>> begin Exercise material

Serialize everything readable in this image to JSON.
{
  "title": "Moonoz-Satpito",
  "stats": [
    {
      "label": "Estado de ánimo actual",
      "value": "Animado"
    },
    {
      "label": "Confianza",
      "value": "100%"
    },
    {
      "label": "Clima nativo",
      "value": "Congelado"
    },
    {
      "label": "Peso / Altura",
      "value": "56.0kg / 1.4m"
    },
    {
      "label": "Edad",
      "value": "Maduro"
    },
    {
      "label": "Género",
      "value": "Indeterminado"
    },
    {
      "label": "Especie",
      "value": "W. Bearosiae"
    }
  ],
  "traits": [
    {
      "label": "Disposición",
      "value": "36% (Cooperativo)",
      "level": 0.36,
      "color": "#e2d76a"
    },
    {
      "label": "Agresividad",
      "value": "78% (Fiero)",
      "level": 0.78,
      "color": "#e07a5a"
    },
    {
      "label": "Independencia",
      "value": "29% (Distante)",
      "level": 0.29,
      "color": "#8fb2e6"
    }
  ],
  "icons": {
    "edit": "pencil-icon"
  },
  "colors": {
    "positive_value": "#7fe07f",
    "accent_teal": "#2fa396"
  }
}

>> end Exercise material

*What this task involves*
Transcribe every entry exactly, omitting nothing.

*Exercise output*
Serialize everything readable in this image to JSON.
{
  "title": "Moonoz-Satpito",
  "stats": [
    {
      "label": "Estado de ánimo actual",
      "value": "Animado"
    },
    {
      "label": "Confianza",
      "value": "100%"
    },
    {
      "label": "Clima nativo",
      "value": "Congelado"
    },
    {
      "label": "Peso / Altura",
      "value": "56.0kg / 1.4m"
    },
    {
      "label": "Edad",
      "value": "Maduro"
    },
    {
      "label": "Género",
      "value": "Indeterminado"
    },
    {
      "label": "Especie",
      "value": "W. Bearosiae"
    }
  ],
  "traits": [
    {
      "label": "Disposición",
      "value": "36% (Cooperativo)",
      "level": 0.36,
      "color": "#e2d76a"
    },
    {
      "label": "Agresividad",
      "value": "78% (Fiero)",
      "level": 0.78,
      "color": "#e07a5a"
    },
    {
      "label": "Independencia",
      "value": "29% (Distante)",
      "level": 0.29,
      "color": "#8fb2e6"
    }
  ],
  "icons": {
    "edit": "pencil-icon"
  },
  "colors": {
    "positive_value": "#7fe07f",
    "accent_teal": "#2fa396"
  }
}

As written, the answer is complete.